> _Exercise requirements_
Locate all lines with the word "data" and copy them out.

********

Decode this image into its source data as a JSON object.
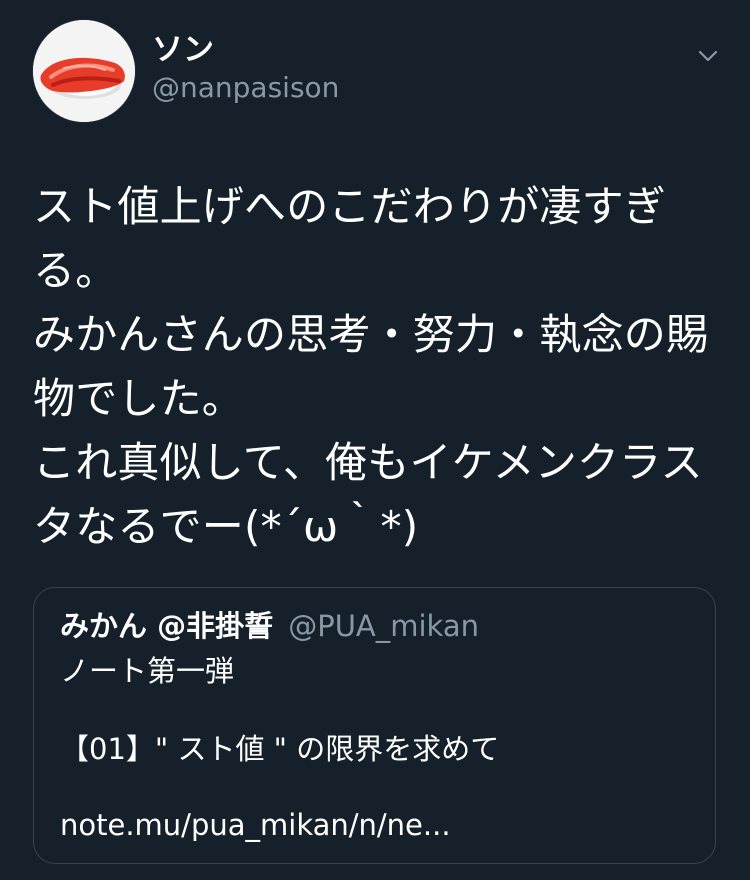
{
  "colors": {
    "background": "#15202b",
    "text_primary": "#ffffff",
    "text_secondary": "#8899a6",
    "border": "#38444d"
  },
  "author": {
    "display_name": "ソン",
    "handle": "@nanpasison",
    "avatar": "sushi-avatar"
  },
  "menu": {
    "icon": "chevron-down-icon"
  },
  "tweet": {
    "text": "スト値上げへのこだわりが凄すぎる。\nみかんさんの思考・努力・執念の賜物でした。\nこれ真似して、俺もイケメンクラスタなるでー(*´ω｀*)"
  },
  "quote": {
    "display_name": "みかん @非掛誓",
    "handle": "@PUA_mikan",
    "line1": "ノート第一弾",
    "title": "【01】\" スト値 \" の限界を求めて",
    "link": "note.mu/pua_mikan/n/ne..."
  }
}
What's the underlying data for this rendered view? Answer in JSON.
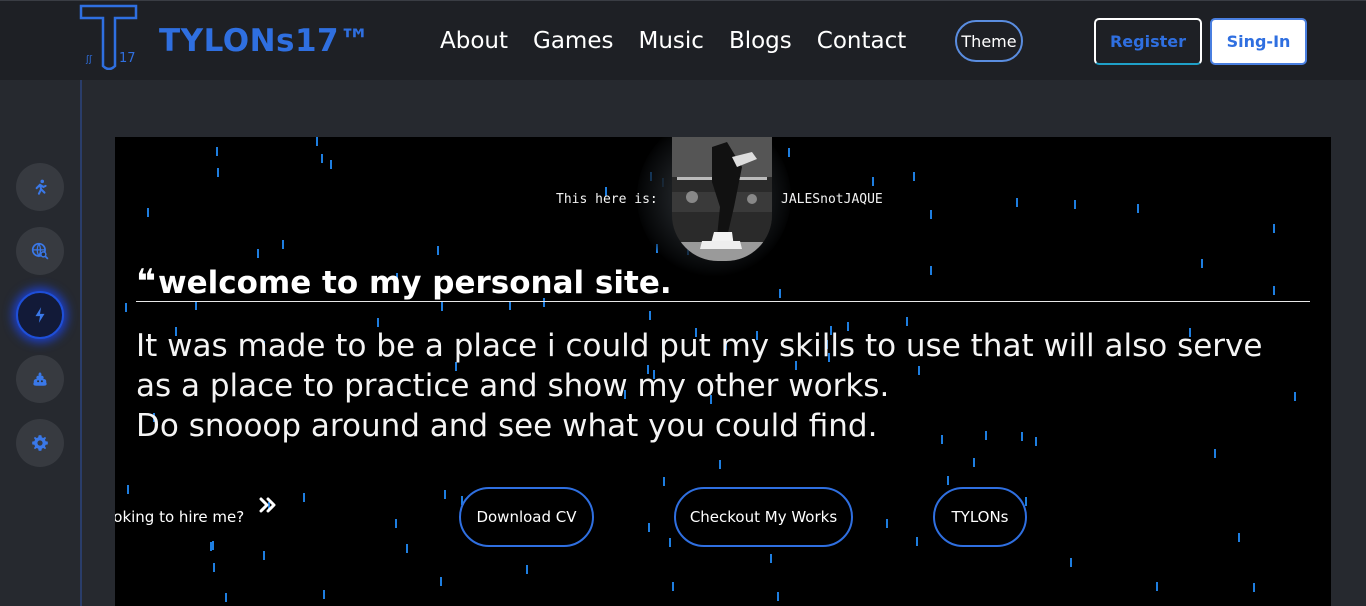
{
  "header": {
    "logo_letter": "T",
    "logo_small_left": "ʃʃ",
    "logo_small_right": "17",
    "brand": "TYLONs17™",
    "nav": [
      "About",
      "Games",
      "Music",
      "Blogs",
      "Contact"
    ],
    "theme_label": "Theme",
    "register_label": "Register",
    "signin_label": "Sing-In"
  },
  "sidebar": {
    "icons": [
      "running-person-icon",
      "globe-search-icon",
      "lightning-icon",
      "poo-icon",
      "gear-icon"
    ],
    "active_index": 2
  },
  "intro": {
    "left_text": "This here is:",
    "right_text": "JALESnotJAQUE"
  },
  "main": {
    "heading": "welcome to my personal site.",
    "quote_mark": "❝",
    "desc_lines": [
      "It was made to be a place i could put my skills to use that will also serve",
      "as a place to practice and show my other works.",
      "Do snooop around and see what you could find."
    ],
    "hire_label": "Looking to hire me?",
    "buttons": {
      "download_cv": "Download CV",
      "checkout_works": "Checkout My Works",
      "tylons": "TYLONs"
    }
  },
  "colors": {
    "accent": "#2f6fe0",
    "background": "#26292f",
    "topbar": "#1e2025",
    "panel": "#000000",
    "rain": "#1e7ee0"
  }
}
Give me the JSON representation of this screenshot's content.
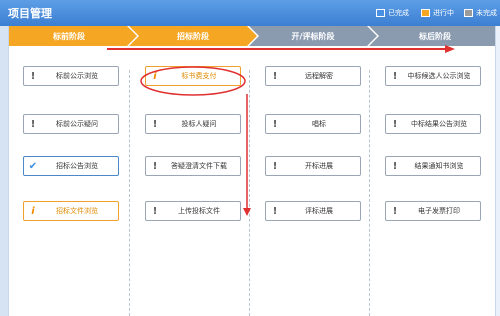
{
  "header": {
    "title": "项目管理"
  },
  "legend": [
    {
      "label": "已完成",
      "color": "#4a90e2"
    },
    {
      "label": "进行中",
      "color": "#f5a623"
    },
    {
      "label": "未完成",
      "color": "#9b9b9b"
    }
  ],
  "stages": [
    {
      "label": "标前阶段",
      "color": "#f5a623"
    },
    {
      "label": "招标阶段",
      "color": "#f5a623"
    },
    {
      "label": "开/评标阶段",
      "color": "#8a9bb0"
    },
    {
      "label": "标后阶段",
      "color": "#8a9bb0"
    }
  ],
  "columns": [
    {
      "items": [
        {
          "label": "标前公示浏览",
          "status": "not_done",
          "icon": "exclamation-icon"
        },
        {
          "label": "标前公示疑问",
          "status": "not_done",
          "icon": "exclamation-icon"
        },
        {
          "label": "招标公告浏览",
          "status": "done",
          "icon": "check-icon"
        },
        {
          "label": "招标文件浏览",
          "status": "in_progress",
          "icon": "info-icon"
        }
      ]
    },
    {
      "items": [
        {
          "label": "标书费支付",
          "status": "in_progress",
          "icon": "info-icon"
        },
        {
          "label": "投标人疑问",
          "status": "not_done",
          "icon": "exclamation-icon"
        },
        {
          "label": "答疑澄清文件下载",
          "status": "not_done",
          "icon": "exclamation-icon"
        },
        {
          "label": "上传投标文件",
          "status": "not_done",
          "icon": "exclamation-icon"
        }
      ]
    },
    {
      "items": [
        {
          "label": "远程解密",
          "status": "not_done",
          "icon": "exclamation-icon"
        },
        {
          "label": "唱标",
          "status": "not_done",
          "icon": "exclamation-icon"
        },
        {
          "label": "开标进展",
          "status": "not_done",
          "icon": "exclamation-icon"
        },
        {
          "label": "评标进展",
          "status": "not_done",
          "icon": "exclamation-icon"
        }
      ]
    },
    {
      "items": [
        {
          "label": "中标候选人公示浏览",
          "status": "not_done",
          "icon": "exclamation-icon"
        },
        {
          "label": "中标结果公告浏览",
          "status": "not_done",
          "icon": "exclamation-icon"
        },
        {
          "label": "结果通知书浏览",
          "status": "not_done",
          "icon": "exclamation-icon"
        },
        {
          "label": "电子发票打印",
          "status": "not_done",
          "icon": "exclamation-icon"
        }
      ]
    }
  ]
}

********

> _Solution to this task_
Decode this image into its source data as a JSON object.
What's the underlying data for this rendered view? Answer in JSON.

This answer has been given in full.